Data shown.
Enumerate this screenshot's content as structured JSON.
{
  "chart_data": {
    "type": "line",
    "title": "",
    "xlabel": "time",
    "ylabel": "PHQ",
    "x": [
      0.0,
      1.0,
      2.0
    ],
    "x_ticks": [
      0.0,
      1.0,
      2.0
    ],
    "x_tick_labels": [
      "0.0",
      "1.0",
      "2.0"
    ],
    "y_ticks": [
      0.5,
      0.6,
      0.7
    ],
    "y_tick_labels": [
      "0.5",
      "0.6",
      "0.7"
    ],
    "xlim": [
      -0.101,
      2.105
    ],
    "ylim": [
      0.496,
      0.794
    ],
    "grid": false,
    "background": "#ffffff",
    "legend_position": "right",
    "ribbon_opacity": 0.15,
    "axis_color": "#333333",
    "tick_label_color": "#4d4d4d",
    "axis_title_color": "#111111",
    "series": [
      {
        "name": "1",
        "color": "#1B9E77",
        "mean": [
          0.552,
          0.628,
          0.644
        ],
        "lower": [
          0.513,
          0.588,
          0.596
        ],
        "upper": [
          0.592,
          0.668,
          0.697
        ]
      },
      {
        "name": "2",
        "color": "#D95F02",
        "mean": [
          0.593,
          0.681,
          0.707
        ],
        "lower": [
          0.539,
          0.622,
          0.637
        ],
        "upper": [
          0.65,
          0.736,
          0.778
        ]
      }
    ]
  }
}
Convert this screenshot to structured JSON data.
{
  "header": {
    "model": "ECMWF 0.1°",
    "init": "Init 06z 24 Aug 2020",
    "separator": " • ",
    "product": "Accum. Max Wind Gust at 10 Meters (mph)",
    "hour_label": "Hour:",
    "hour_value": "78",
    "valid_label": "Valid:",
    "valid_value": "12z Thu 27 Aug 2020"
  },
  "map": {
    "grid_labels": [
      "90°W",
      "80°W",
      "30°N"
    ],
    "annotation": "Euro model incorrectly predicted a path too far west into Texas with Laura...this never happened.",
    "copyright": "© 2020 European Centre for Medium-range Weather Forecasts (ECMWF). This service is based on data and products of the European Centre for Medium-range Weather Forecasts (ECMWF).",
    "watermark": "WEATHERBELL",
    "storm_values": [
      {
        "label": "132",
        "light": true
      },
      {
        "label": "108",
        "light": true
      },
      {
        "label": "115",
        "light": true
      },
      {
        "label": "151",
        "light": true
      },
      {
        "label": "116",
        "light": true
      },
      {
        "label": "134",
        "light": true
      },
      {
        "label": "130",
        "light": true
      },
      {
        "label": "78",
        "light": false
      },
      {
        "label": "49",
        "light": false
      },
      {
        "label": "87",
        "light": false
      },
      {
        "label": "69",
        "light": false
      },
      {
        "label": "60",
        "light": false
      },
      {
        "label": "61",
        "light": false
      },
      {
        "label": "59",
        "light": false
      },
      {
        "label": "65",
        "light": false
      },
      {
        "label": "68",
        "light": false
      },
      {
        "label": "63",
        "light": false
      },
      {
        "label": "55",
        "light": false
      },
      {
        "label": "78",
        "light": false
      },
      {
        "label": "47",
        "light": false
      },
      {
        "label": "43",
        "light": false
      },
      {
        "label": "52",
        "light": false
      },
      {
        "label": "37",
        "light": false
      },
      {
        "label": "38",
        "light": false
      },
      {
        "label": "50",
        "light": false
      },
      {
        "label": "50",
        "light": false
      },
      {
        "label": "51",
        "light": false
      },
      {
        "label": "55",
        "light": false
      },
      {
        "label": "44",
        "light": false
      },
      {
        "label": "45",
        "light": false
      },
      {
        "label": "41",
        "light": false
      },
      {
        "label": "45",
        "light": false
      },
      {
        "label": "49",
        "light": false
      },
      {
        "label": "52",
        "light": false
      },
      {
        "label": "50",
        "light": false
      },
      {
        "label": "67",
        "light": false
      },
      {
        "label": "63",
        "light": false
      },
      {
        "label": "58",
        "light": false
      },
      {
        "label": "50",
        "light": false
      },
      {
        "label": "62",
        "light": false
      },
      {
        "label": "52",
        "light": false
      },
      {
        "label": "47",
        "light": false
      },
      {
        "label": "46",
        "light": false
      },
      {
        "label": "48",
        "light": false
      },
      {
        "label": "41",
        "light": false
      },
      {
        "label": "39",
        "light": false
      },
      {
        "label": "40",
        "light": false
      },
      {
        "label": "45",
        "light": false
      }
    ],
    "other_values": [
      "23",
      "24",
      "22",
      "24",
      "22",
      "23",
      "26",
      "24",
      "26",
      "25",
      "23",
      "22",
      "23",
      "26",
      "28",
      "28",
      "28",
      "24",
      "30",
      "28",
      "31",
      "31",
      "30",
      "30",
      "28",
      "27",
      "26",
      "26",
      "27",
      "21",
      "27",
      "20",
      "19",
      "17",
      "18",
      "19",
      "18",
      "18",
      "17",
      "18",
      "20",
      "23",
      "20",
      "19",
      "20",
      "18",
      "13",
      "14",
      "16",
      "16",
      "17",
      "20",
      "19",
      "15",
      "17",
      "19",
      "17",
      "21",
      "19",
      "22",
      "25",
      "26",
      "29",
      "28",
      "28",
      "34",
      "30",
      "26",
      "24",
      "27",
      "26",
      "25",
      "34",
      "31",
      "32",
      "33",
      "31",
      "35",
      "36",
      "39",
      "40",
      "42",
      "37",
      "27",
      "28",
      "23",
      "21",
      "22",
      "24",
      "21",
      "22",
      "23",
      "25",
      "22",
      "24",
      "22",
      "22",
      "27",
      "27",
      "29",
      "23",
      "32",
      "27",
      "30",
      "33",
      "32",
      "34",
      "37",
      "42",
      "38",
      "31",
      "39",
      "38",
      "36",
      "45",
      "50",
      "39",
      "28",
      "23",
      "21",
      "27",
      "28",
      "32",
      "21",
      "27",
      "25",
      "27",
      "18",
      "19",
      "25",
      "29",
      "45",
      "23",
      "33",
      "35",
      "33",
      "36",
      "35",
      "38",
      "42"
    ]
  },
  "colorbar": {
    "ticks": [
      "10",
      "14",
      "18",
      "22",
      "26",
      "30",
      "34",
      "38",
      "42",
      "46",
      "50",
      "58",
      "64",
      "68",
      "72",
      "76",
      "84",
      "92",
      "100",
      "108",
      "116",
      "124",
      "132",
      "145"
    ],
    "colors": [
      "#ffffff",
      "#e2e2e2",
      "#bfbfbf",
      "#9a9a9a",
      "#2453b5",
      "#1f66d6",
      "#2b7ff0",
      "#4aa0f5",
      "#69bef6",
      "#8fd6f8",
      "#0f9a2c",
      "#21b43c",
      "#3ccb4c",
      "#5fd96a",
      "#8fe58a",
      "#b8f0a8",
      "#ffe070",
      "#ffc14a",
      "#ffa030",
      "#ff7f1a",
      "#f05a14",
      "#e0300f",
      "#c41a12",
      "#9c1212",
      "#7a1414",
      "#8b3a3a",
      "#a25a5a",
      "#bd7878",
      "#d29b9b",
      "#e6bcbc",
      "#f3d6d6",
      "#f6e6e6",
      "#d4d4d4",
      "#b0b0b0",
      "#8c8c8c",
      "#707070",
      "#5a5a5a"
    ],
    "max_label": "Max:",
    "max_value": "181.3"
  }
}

What you have to do. Find every line in the records above that contains the word "model", and copy each one.

Response.
    "model": "ECMWF 0.1°",
    "annotation": "Euro model incorrectly predicted a path too far west into Texas with Laura...this never happened.",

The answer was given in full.